Work out the number of lines containing "BÁSICA". Answer with nothing but that number.
=======
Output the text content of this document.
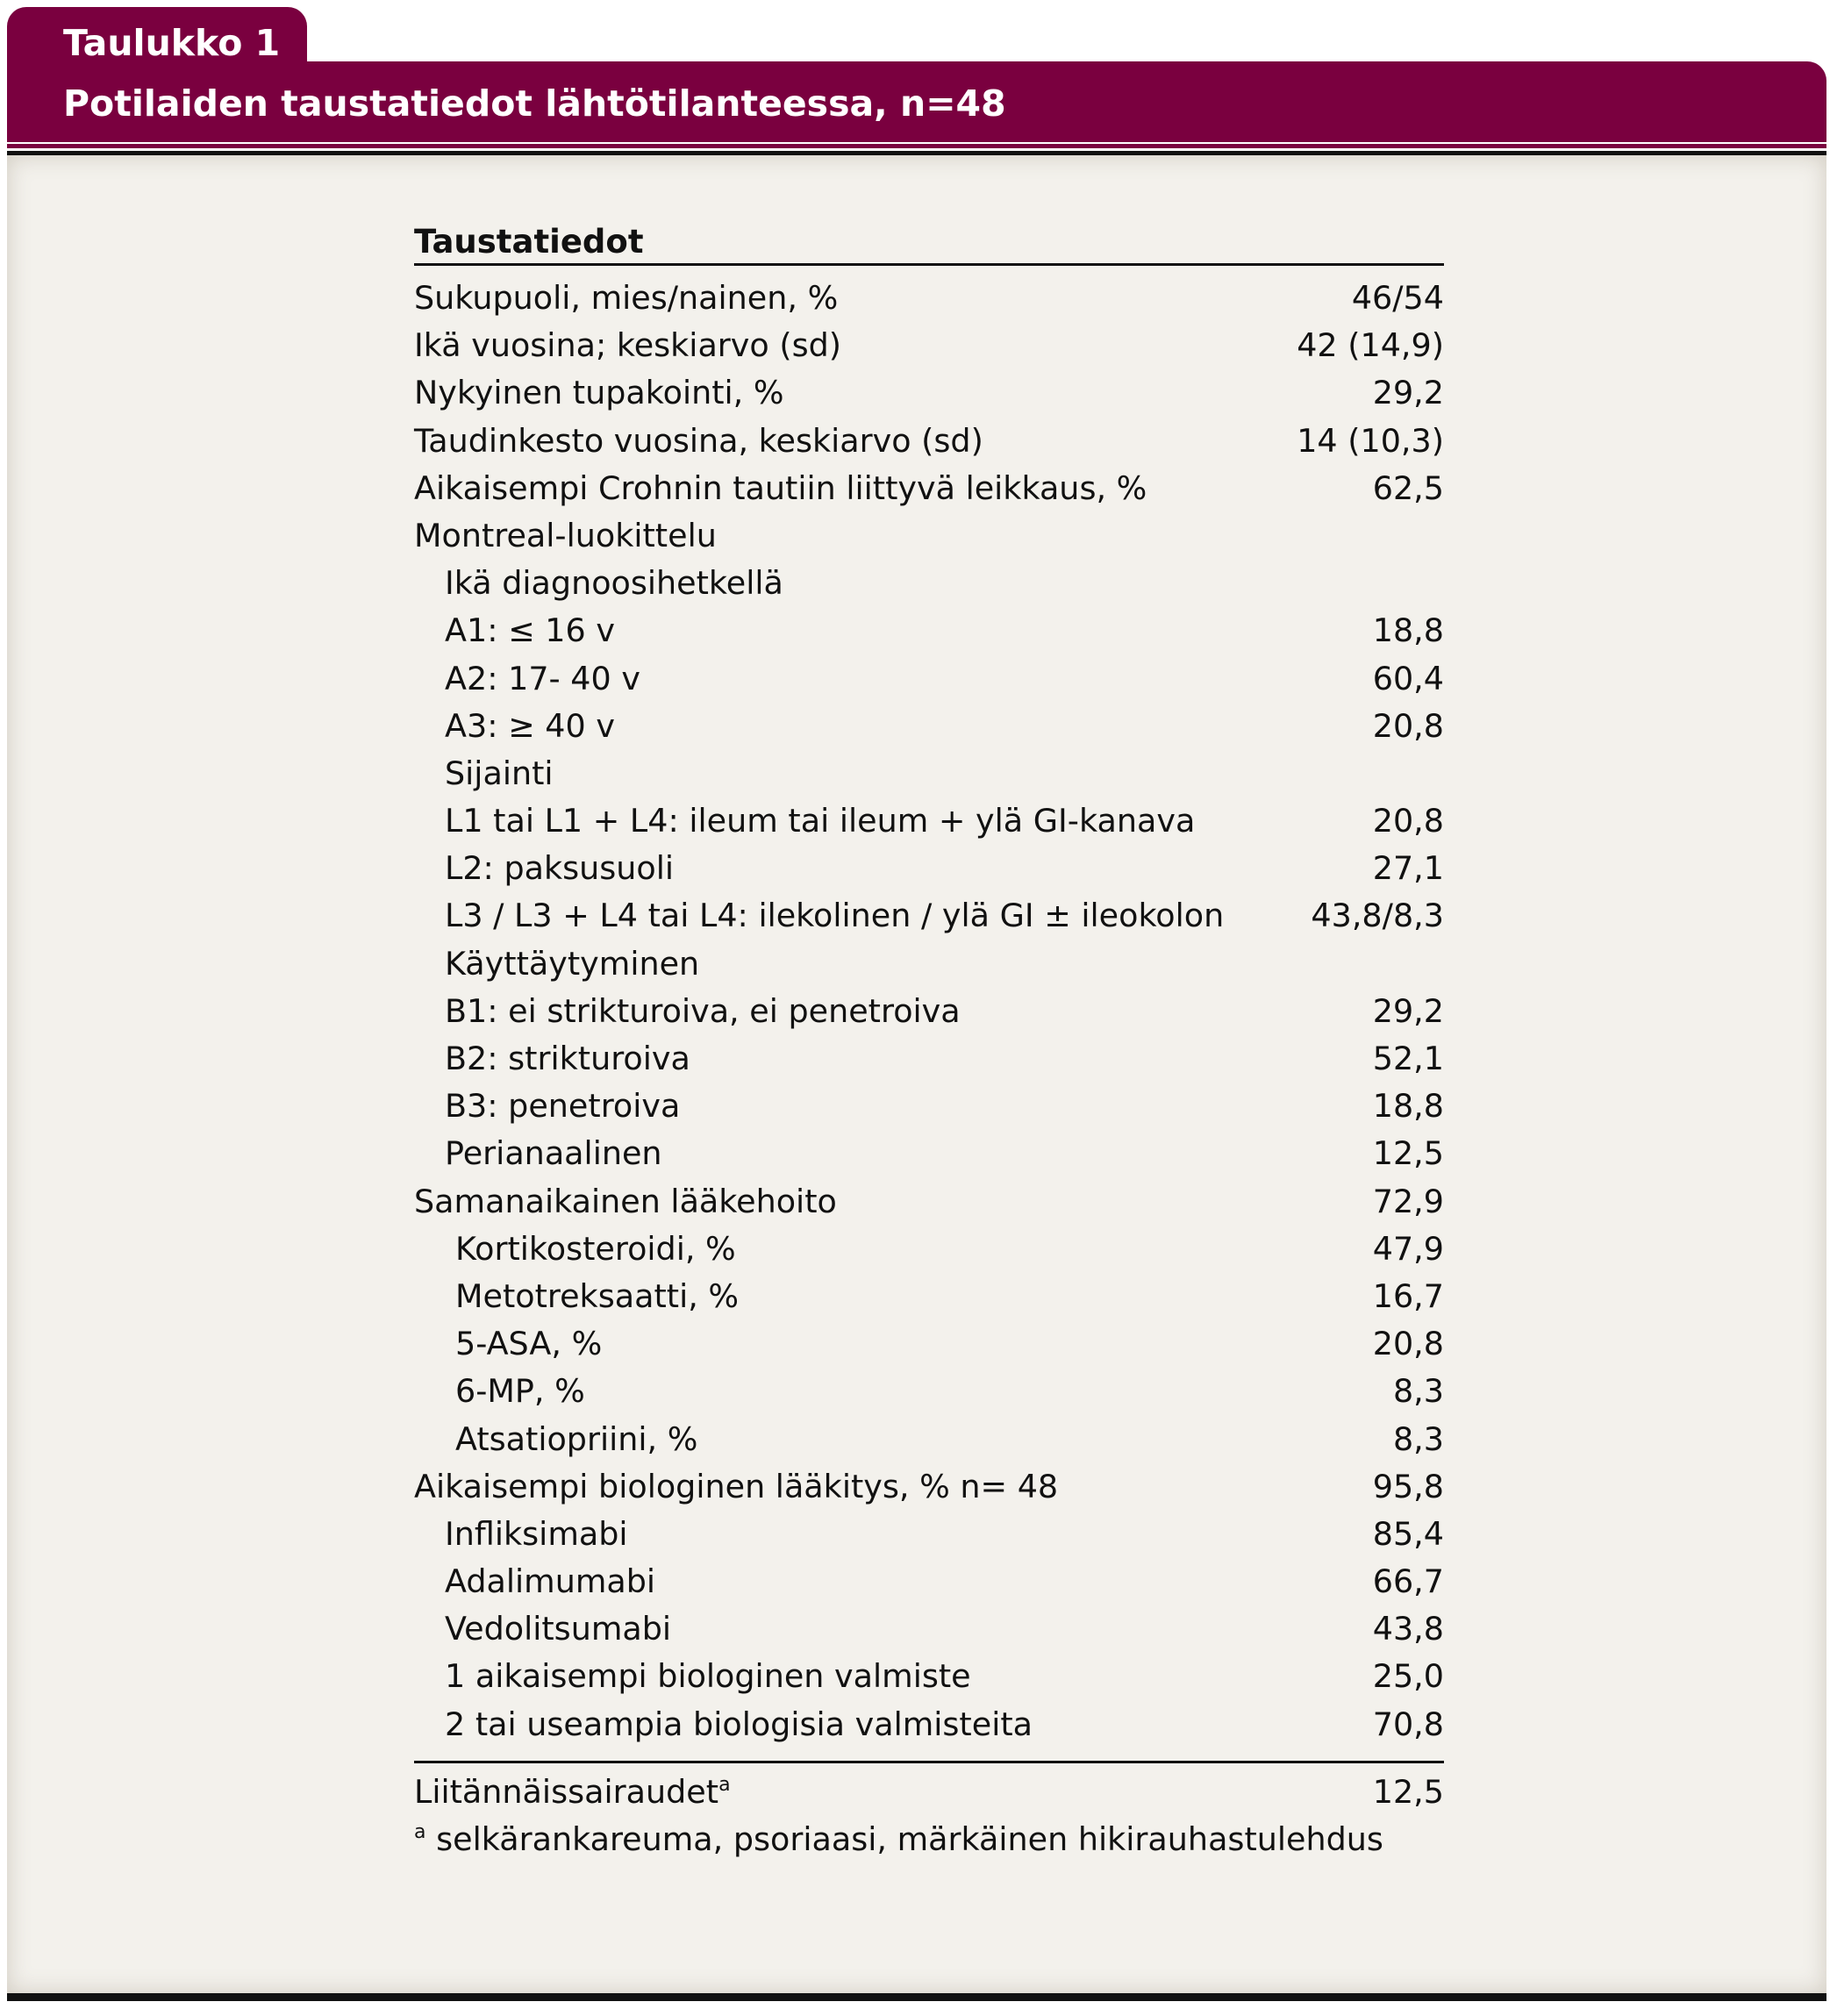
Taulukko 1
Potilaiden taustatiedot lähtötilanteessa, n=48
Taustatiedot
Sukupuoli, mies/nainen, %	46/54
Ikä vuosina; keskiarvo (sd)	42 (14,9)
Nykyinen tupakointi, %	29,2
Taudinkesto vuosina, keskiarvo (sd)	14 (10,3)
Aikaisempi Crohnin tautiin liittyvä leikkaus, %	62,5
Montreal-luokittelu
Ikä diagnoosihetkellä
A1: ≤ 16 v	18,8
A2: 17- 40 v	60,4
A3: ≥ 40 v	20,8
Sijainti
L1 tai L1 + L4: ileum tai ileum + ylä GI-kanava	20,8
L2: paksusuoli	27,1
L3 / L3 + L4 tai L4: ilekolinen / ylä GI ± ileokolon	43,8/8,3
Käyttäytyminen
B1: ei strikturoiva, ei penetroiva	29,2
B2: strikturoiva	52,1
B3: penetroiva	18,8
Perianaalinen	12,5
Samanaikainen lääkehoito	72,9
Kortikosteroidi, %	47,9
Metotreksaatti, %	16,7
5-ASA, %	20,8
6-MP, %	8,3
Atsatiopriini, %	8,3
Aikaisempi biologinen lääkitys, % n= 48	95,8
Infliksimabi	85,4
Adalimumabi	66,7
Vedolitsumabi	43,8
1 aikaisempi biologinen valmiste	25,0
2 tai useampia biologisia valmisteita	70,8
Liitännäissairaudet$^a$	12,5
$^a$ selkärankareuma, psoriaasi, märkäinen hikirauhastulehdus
=======
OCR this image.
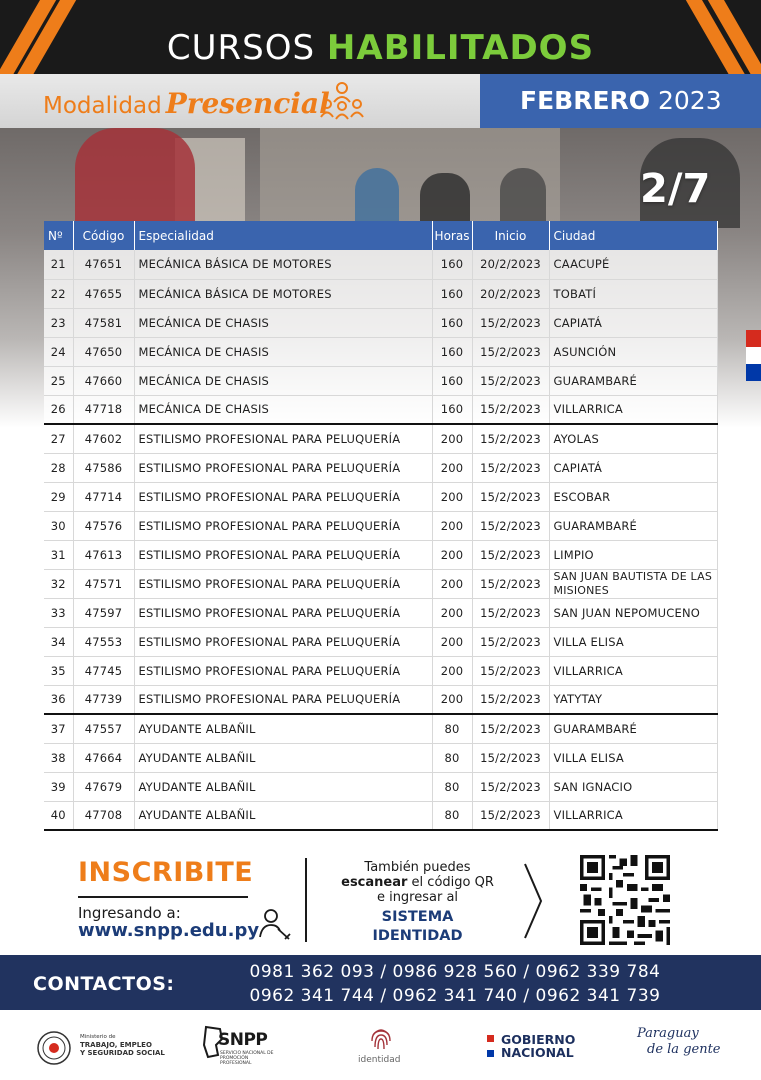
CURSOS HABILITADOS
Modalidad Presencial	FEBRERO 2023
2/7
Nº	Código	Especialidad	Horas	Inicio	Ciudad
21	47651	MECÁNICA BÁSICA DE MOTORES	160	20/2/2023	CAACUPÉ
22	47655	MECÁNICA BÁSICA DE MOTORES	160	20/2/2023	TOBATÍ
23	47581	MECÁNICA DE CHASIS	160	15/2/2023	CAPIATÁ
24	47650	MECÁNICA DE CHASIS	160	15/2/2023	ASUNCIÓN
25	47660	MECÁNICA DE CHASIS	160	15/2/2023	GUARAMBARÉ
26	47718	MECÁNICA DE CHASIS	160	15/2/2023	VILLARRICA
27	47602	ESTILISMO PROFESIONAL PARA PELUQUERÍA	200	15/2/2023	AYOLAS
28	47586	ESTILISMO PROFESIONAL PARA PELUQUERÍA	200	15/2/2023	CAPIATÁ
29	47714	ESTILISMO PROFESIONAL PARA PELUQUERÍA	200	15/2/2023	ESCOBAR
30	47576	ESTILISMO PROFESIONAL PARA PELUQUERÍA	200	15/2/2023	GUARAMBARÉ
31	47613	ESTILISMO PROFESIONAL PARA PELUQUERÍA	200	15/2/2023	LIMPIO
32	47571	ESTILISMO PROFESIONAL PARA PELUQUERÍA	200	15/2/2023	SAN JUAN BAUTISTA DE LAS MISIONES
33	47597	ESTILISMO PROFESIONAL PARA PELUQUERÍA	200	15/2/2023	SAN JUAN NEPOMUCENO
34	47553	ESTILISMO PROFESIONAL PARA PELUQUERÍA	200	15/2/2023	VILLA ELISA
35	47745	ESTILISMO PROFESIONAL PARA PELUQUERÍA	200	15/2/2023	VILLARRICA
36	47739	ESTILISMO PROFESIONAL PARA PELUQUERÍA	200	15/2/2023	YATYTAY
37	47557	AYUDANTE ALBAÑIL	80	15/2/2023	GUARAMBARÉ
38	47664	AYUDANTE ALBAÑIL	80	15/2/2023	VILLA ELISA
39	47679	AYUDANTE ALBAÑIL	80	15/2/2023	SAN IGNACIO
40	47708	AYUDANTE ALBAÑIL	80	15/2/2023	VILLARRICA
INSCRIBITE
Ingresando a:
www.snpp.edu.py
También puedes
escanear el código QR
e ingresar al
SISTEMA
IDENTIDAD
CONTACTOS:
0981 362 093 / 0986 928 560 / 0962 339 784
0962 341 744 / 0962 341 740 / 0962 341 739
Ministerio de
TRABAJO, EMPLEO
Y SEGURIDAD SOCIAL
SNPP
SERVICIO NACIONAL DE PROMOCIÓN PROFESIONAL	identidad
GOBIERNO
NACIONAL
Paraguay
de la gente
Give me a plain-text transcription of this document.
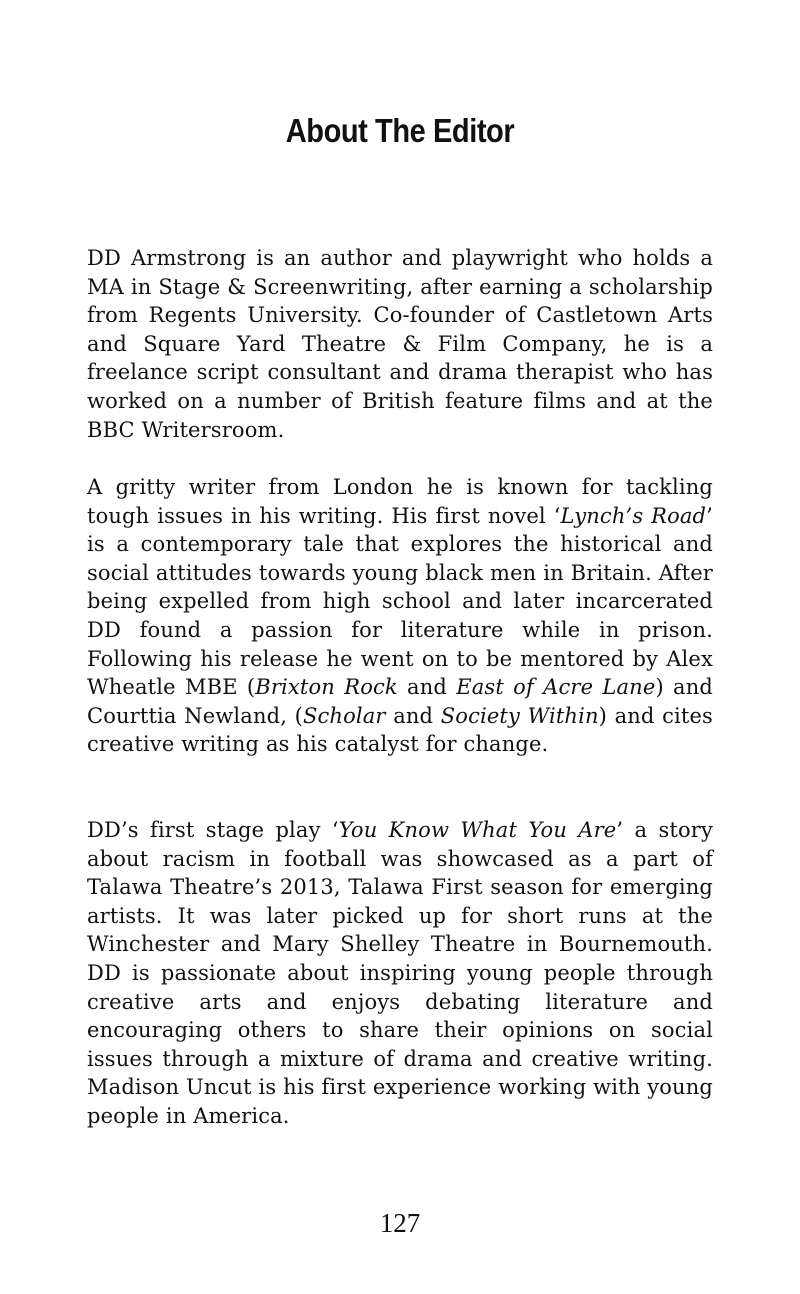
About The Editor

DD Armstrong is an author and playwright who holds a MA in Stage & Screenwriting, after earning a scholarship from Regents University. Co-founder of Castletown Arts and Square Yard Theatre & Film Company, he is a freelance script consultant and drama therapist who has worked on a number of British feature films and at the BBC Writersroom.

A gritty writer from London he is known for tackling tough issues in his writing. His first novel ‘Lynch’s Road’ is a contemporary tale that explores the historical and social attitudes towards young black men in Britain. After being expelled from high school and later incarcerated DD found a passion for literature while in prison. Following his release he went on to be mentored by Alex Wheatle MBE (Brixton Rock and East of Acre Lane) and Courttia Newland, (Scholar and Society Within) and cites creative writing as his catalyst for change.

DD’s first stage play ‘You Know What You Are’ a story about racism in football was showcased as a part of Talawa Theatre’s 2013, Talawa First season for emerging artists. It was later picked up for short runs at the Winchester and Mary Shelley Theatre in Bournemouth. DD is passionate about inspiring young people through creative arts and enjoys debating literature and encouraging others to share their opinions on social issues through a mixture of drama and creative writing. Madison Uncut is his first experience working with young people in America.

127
=======
**COMPLETED TASK**
2